__Task statement__
Check each line of the data below for the word "Kullgren", then extract the ones that have it.

__Items listed in a dataset__
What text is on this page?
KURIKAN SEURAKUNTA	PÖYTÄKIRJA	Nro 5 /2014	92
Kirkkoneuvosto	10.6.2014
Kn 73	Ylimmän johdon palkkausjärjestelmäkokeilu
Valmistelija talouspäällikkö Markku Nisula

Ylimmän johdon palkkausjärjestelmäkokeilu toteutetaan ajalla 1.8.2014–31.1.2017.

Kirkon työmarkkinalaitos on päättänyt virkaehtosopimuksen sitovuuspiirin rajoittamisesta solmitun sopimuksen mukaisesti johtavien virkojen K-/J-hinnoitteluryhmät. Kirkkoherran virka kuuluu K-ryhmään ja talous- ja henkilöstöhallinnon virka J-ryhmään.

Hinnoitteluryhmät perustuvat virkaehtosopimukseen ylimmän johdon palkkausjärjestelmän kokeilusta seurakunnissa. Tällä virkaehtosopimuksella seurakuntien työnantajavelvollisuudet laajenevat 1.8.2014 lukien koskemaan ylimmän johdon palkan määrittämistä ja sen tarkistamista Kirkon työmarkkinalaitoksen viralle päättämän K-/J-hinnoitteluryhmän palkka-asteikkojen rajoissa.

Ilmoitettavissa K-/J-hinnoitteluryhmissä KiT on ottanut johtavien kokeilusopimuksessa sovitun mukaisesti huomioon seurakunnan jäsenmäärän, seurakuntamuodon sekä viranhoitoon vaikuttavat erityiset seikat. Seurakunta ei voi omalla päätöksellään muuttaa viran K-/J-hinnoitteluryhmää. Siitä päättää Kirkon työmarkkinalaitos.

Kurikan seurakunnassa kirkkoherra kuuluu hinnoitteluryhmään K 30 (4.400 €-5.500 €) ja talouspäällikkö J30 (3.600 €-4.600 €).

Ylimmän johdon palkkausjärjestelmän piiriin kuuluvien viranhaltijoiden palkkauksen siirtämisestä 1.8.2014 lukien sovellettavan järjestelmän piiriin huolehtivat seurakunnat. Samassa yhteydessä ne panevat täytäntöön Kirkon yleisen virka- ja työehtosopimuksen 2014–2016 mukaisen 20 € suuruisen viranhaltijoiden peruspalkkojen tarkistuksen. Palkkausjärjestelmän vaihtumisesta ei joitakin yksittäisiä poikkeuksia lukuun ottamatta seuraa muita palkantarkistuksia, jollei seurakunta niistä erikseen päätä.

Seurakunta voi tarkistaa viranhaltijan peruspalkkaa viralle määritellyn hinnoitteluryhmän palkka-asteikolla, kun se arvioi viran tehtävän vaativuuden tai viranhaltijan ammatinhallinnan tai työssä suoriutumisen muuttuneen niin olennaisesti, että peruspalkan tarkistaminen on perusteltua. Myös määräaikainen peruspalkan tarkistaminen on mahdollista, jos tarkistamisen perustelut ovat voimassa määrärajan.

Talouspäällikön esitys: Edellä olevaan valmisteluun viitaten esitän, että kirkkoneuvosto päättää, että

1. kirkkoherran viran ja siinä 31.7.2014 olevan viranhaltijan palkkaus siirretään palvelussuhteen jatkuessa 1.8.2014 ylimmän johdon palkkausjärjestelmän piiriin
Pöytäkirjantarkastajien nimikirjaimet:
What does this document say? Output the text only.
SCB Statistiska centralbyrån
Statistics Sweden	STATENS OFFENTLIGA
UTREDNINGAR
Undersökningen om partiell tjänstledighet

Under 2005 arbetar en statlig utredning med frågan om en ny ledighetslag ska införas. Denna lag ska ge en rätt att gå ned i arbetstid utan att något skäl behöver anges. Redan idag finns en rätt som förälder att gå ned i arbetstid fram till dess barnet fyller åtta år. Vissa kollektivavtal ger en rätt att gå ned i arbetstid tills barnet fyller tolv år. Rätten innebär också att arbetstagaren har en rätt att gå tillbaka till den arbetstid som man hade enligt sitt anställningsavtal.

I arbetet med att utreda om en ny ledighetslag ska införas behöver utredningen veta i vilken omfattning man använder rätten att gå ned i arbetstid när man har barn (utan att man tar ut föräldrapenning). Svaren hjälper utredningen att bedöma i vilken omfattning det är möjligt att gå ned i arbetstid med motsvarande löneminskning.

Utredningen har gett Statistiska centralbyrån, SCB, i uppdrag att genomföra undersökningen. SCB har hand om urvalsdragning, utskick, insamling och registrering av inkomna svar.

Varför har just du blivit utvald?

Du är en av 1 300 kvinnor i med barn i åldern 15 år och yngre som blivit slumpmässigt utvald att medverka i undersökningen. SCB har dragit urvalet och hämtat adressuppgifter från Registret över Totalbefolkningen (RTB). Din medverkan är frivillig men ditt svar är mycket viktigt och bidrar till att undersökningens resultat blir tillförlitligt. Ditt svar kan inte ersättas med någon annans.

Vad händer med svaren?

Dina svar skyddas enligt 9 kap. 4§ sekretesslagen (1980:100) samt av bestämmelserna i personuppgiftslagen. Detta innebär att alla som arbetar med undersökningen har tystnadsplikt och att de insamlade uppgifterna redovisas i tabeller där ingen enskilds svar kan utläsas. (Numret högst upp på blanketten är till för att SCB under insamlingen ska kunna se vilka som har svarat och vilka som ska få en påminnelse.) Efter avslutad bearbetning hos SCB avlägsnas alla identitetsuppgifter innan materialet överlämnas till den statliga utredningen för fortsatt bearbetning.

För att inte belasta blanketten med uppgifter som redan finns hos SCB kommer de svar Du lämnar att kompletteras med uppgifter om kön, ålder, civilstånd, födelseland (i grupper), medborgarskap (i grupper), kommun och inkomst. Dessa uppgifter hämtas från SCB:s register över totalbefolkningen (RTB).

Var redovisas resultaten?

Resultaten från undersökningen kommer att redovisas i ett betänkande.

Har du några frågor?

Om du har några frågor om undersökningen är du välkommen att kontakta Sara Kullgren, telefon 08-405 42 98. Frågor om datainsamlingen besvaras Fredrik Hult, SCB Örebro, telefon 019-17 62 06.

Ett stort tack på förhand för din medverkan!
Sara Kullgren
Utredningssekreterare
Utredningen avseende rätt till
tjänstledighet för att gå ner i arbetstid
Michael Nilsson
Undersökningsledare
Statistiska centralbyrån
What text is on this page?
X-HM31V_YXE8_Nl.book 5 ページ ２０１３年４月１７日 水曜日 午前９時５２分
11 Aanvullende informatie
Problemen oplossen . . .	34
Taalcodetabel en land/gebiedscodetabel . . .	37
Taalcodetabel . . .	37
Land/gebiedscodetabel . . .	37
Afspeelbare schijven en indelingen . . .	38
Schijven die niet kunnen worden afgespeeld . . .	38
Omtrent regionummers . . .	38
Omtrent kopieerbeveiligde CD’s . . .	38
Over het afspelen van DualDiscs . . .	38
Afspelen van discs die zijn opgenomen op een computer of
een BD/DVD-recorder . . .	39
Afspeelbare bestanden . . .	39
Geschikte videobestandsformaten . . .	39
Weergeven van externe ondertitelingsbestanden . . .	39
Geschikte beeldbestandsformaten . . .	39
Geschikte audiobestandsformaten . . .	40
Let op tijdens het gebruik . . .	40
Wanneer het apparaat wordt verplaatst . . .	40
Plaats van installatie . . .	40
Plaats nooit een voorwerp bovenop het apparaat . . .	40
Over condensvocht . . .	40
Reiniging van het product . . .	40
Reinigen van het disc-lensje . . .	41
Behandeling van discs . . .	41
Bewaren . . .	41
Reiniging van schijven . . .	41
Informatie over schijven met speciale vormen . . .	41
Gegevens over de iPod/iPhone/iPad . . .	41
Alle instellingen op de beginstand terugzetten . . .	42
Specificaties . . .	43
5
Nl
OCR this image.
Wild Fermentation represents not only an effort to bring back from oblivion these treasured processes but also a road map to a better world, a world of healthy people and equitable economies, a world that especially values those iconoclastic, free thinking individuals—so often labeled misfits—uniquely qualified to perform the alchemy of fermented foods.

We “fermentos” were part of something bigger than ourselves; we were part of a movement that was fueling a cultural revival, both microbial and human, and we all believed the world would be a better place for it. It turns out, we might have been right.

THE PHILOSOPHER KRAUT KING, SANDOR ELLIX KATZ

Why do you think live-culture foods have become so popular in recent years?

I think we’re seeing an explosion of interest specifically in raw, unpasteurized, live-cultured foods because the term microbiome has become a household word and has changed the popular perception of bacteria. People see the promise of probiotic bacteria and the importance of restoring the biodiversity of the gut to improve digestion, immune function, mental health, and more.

__Solution to the exercise__
Om du har några frågor om undersökningen är du välkommen att kontakta Sara Kullgren, telefon 08-405 42 98. Frågor om datainsamlingen besvaras Fredrik Hult, SCB Örebro, telefon 019-17 62 06.
Sara Kullgren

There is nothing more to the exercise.